### SELECTED TEXT
------

# Separation Axioms on Double Pointed Topology/T3 Axiom

## Theorem

Let $T_1 = \struct {S, \tau_S}$ be a topological space.

Let $D = \struct {A, \set {\O, A} }$ be the indiscrete topology on an arbitrary doubleton $A = \set {a, b}$.

Let $T = \struct {T_1 \times D, \tau}$ be the double pointed topological space on $T_1$.

Then $T \times D$ is a $T_3$ space if and only if $T$ is also a $T_3$ space.

## Proof

Let $S' = S \times \set {a, b}$.

Let $F' \subseteq S'$ such that $F'$ is closed in $T \times D$.

Then $F' = F \times \set {a, b}$ or $F' = F \times \O$ by definition of the double pointed topology.

If $F' = F \times \O$ then $F' = \O$ from Cartesian Product is Empty iff Factor is Empty, and the result is trivial.

So suppose $F' = F \times \set {a, b}$.

From Open and Closed Sets in Multiple Pointed Topology it follows that $F$ is closed in $T$.

Let $y' = \tuple {y, q} \in \relcomp {S'} {F'}$.

Then $y \notin F$.

Suppose that $T$ is a $T_3$ space.

Then by definition:

For any closed set $F$ of $T$ and any point $y \in S$ such that $y \notin F$ there exist disjoint open sets $U, V \in \tau$ such that $F \subseteq U$, $y \in V$.

Then $y' \in V \times \set {a, b}$ and $F' \subseteq U \times \set {a, b}$ and:

$U \times \set {a, b} \cap V \times \set {a, b} = \O$

demonstrating that $T \times D$ is a $T_3$ space.

Now suppose that $T \times D$ is a $T_3$ space.

Then $\exists U', V' \in S': y' \in V'$ and $F' \subseteq U'$ such that $U' \cap V' = \O$.

As $D$ is the indiscrete topology it follows that:

$U' = U \times \set {a, b}$
$V' = V \times \set {a, b}$

for some $U, V \subseteq T$.

From Open and Closed Sets in Multiple Pointed Topology it follows that $U$ and $V$ are open in $T$.

As $U' \cap V' = \O$ it follows that $U \cap V = \O$.

It follows that $F$ and $y$ fulfil the conditions that make $T$ a $T_3$ space.

Hence the result.

$\blacksquare$

------

### GIVEN REQUEST 1
Write out the text on the T3 axiom in double pointed topology word for word, everything from "Let $y' = \tuple" down to "U$, $y \in V$.".

Data listing:
------

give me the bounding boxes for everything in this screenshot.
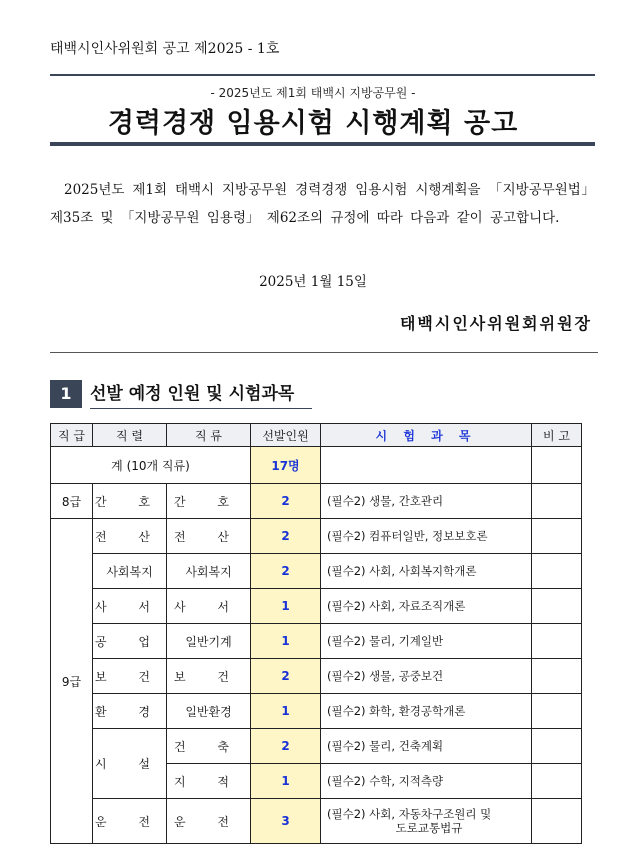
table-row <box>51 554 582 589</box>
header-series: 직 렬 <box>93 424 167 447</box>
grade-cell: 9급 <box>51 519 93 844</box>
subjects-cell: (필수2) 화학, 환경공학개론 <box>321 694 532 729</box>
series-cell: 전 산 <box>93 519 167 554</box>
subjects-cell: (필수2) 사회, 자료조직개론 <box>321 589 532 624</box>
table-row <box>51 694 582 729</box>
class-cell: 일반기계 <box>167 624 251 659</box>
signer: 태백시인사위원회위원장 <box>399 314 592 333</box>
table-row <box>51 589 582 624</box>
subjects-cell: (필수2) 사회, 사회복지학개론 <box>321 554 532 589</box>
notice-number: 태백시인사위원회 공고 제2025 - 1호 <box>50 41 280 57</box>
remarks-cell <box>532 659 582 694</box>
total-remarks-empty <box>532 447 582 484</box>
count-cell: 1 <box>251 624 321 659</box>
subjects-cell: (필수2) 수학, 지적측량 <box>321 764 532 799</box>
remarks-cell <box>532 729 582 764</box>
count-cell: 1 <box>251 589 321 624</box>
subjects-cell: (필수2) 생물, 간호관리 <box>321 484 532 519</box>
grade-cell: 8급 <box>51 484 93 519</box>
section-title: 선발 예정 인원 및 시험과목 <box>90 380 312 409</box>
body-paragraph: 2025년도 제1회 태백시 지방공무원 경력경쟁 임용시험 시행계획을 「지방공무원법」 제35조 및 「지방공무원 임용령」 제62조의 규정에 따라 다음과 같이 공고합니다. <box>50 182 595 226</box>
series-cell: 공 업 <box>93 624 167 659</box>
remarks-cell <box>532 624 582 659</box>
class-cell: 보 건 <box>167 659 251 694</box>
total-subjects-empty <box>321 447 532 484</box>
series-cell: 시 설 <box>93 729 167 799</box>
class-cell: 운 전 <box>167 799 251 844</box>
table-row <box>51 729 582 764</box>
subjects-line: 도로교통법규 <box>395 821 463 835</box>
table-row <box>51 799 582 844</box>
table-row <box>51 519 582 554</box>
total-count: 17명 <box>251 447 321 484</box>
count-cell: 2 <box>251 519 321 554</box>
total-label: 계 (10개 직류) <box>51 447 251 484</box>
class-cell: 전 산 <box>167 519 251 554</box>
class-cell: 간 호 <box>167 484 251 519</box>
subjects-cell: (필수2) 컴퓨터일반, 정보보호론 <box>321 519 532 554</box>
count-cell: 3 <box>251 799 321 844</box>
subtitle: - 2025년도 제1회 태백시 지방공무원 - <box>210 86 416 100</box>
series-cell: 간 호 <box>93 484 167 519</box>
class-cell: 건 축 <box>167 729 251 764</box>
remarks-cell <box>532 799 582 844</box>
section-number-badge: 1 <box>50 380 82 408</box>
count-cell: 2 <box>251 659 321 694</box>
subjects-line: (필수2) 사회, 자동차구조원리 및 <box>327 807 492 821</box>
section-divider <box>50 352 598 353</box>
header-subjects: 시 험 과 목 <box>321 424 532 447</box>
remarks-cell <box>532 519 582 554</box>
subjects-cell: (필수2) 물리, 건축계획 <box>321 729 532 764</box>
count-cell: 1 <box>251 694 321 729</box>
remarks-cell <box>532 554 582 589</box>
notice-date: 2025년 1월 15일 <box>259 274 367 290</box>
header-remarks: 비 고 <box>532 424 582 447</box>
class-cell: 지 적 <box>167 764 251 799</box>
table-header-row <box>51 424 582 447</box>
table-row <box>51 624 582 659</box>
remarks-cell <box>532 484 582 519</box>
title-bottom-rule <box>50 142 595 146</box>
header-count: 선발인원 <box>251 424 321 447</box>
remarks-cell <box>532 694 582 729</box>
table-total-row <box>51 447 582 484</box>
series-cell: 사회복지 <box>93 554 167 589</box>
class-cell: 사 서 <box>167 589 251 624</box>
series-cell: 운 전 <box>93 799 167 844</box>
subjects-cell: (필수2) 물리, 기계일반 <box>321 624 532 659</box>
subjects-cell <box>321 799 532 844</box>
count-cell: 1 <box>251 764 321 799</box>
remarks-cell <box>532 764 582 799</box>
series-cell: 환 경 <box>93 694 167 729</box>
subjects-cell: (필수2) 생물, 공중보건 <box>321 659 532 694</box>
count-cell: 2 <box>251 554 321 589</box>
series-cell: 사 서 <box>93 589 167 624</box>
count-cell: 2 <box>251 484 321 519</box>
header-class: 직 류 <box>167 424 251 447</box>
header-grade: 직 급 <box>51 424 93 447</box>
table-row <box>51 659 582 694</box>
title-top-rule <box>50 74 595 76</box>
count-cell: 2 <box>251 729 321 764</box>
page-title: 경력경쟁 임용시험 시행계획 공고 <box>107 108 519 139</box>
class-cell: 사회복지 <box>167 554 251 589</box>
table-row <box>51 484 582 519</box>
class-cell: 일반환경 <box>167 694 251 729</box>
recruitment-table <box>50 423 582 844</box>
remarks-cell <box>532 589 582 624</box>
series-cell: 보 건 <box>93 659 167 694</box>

------

### GIVEN REQUEST 2
Give the lines of the data listing again without any change, everything from the line containing "table-row <box>51 554 582 589</box>" down to the line containing "remarks-cell <box>532 519 582 554</box>", both of those lines included.

### FULL ANSWER 1
Let $y' = \tuple {y, q} \in \relcomp {S'} {F'}$.

Then $y \notin F$.

Suppose that $T$ is a $T_3$ space.

Then by definition:

For any closed set $F$ of $T$ and any point $y \in S$ such that $y \notin F$ there exist disjoint open sets $U, V \in \tau$ such that $F \subseteq U$, $y \in V$.

### FULL ANSWER 2
table-row <box>51 554 582 589</box>
header-series: 직 렬 <box>93 424 167 447</box>
grade-cell: 9급 <box>51 519 93 844</box>
subjects-cell: (필수2) 화학, 환경공학개론 <box>321 694 532 729</box>
series-cell: 전 산 <box>93 519 167 554</box>
subjects-cell: (필수2) 사회, 자료조직개론 <box>321 589 532 624</box>
table-row <box>51 694 582 729</box>
class-cell: 일반기계 <box>167 624 251 659</box>
signer: 태백시인사위원회위원장 <box>399 314 592 333</box>
table-row <box>51 589 582 624</box>
subjects-cell: (필수2) 사회, 사회복지학개론 <box>321 554 532 589</box>
notice-number: 태백시인사위원회 공고 제2025 - 1호 <box>50 41 280 57</box>
remarks-cell <box>532 659 582 694</box>
total-remarks-empty <box>532 447 582 484</box>
count-cell: 1 <box>251 624 321 659</box>
subjects-cell: (필수2) 수학, 지적측량 <box>321 764 532 799</box>
remarks-cell <box>532 729 582 764</box>
count-cell: 1 <box>251 589 321 624</box>
subjects-cell: (필수2) 생물, 간호관리 <box>321 484 532 519</box>
grade-cell: 8급 <box>51 484 93 519</box>
section-title: 선발 예정 인원 및 시험과목 <box>90 380 312 409</box>
body-paragraph: 2025년도 제1회 태백시 지방공무원 경력경쟁 임용시험 시행계획을 「지방공무원법」 제35조 및 「지방공무원 임용령」 제62조의 규정에 따라 다음과 같이 공고합니다. <box>50 182 595 226</box>
series-cell: 공 업 <box>93 624 167 659</box>
remarks-cell <box>532 624 582 659</box>
class-cell: 보 건 <box>167 659 251 694</box>
total-subjects-empty <box>321 447 532 484</box>
series-cell: 시 설 <box>93 729 167 799</box>
class-cell: 운 전 <box>167 799 251 844</box>
table-row <box>51 729 582 764</box>
subjects-line: 도로교통법규 <box>395 821 463 835</box>
table-row <box>51 799 582 844</box>
table-row <box>51 519 582 554</box>
total-count: 17명 <box>251 447 321 484</box>
count-cell: 2 <box>251 519 321 554</box>
total-label: 계 (10개 직류) <box>51 447 251 484</box>
class-cell: 전 산 <box>167 519 251 554</box>
class-cell: 간 호 <box>167 484 251 519</box>
subjects-cell: (필수2) 컴퓨터일반, 정보보호론 <box>321 519 532 554</box>
count-cell: 3 <box>251 799 321 844</box>
subtitle: - 2025년도 제1회 태백시 지방공무원 - <box>210 86 416 100</box>
series-cell: 간 호 <box>93 484 167 519</box>
class-cell: 건 축 <box>167 729 251 764</box>
remarks-cell <box>532 799 582 844</box>
section-number-badge: 1 <box>50 380 82 408</box>
count-cell: 2 <box>251 659 321 694</box>
subjects-line: (필수2) 사회, 자동차구조원리 및 <box>327 807 492 821</box>
section-divider <box>50 352 598 353</box>
header-subjects: 시 험 과 목 <box>321 424 532 447</box>
remarks-cell <box>532 519 582 554</box>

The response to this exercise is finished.